**Problem to work on:** Select every line containing the word "コンポーネント" from the material, and copy those lines.

**Data supplied:**
□ □ □ □ □
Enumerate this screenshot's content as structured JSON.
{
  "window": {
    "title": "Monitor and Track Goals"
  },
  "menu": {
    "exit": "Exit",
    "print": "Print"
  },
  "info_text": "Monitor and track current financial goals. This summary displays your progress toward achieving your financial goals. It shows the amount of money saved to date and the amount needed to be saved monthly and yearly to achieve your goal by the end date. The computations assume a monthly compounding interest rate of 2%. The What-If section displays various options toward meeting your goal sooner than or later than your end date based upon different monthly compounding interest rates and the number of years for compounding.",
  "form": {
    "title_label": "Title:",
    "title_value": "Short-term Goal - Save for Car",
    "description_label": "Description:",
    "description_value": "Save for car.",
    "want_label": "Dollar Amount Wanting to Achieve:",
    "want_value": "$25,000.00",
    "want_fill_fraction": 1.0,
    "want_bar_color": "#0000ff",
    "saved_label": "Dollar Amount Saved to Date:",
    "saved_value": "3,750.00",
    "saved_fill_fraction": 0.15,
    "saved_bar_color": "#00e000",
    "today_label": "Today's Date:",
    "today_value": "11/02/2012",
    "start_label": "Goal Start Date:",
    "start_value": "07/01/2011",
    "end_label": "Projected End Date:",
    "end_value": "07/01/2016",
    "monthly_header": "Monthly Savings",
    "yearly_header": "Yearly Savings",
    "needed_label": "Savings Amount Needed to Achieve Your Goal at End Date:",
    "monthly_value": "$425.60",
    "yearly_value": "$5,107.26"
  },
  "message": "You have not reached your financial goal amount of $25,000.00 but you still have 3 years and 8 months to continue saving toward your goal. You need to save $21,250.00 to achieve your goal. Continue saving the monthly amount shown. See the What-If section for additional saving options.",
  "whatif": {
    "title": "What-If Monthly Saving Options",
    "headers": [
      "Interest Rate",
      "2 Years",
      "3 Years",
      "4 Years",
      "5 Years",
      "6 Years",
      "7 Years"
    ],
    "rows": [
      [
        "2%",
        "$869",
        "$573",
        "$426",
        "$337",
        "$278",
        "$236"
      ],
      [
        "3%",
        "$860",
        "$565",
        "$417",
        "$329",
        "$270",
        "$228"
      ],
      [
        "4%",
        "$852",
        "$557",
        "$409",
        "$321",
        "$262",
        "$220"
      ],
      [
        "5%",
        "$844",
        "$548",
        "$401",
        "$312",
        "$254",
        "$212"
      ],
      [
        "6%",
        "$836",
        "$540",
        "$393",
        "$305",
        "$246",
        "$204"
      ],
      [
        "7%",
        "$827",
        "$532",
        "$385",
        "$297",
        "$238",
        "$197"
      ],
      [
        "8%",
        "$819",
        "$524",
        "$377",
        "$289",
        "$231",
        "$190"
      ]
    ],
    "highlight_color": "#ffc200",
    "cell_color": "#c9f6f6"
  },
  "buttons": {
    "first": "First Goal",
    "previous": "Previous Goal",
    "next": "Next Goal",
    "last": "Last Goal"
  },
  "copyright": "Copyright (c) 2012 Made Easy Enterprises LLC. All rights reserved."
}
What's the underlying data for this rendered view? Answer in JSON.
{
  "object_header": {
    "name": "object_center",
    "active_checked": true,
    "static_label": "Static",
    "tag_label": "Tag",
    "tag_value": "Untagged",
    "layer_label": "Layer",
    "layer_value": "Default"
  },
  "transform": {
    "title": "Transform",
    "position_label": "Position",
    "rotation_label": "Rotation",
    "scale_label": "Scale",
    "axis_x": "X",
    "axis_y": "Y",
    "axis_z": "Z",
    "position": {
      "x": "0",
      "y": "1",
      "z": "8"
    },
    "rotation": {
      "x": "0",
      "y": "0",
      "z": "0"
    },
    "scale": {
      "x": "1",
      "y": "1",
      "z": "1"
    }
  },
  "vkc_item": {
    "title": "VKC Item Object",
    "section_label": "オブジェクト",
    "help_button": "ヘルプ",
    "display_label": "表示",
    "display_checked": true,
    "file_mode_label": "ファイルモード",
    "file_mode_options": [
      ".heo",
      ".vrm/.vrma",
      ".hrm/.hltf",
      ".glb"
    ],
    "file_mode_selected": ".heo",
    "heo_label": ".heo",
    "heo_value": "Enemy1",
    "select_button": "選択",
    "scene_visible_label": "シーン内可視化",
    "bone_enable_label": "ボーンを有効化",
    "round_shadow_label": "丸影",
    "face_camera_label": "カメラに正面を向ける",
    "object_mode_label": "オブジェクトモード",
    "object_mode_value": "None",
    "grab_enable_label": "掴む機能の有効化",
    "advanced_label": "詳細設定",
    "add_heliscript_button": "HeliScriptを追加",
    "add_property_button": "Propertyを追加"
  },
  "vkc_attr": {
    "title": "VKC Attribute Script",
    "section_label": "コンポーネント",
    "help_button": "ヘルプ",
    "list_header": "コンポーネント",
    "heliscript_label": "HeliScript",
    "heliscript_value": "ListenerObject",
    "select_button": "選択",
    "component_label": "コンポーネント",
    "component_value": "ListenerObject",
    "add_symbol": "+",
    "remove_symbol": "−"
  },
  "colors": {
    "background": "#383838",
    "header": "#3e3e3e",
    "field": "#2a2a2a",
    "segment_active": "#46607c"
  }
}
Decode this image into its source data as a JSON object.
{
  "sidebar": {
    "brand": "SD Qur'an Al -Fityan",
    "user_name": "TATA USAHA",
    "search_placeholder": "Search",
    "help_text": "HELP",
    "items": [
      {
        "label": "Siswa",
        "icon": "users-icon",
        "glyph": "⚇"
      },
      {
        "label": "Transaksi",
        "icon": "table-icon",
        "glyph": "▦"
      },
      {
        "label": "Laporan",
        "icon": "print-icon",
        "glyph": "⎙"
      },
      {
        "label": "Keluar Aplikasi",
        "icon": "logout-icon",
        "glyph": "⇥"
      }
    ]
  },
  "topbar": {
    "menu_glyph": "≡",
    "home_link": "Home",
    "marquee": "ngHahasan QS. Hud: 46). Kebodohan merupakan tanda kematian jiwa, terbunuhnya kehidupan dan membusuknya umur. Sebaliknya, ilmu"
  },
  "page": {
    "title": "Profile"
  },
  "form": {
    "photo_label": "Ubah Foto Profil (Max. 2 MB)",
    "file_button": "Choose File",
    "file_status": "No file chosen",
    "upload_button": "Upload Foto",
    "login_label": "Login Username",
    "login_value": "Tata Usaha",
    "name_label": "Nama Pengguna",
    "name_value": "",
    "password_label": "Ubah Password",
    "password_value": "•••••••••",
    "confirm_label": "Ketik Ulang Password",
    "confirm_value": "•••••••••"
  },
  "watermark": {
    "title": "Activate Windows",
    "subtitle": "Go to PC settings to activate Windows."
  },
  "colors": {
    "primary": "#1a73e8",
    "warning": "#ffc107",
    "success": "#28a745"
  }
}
□ □ □ □ □
**Written reply:**
    "section_label": "コンポーネント",
    "list_header": "コンポーネント",
    "component_label": "コンポーネント",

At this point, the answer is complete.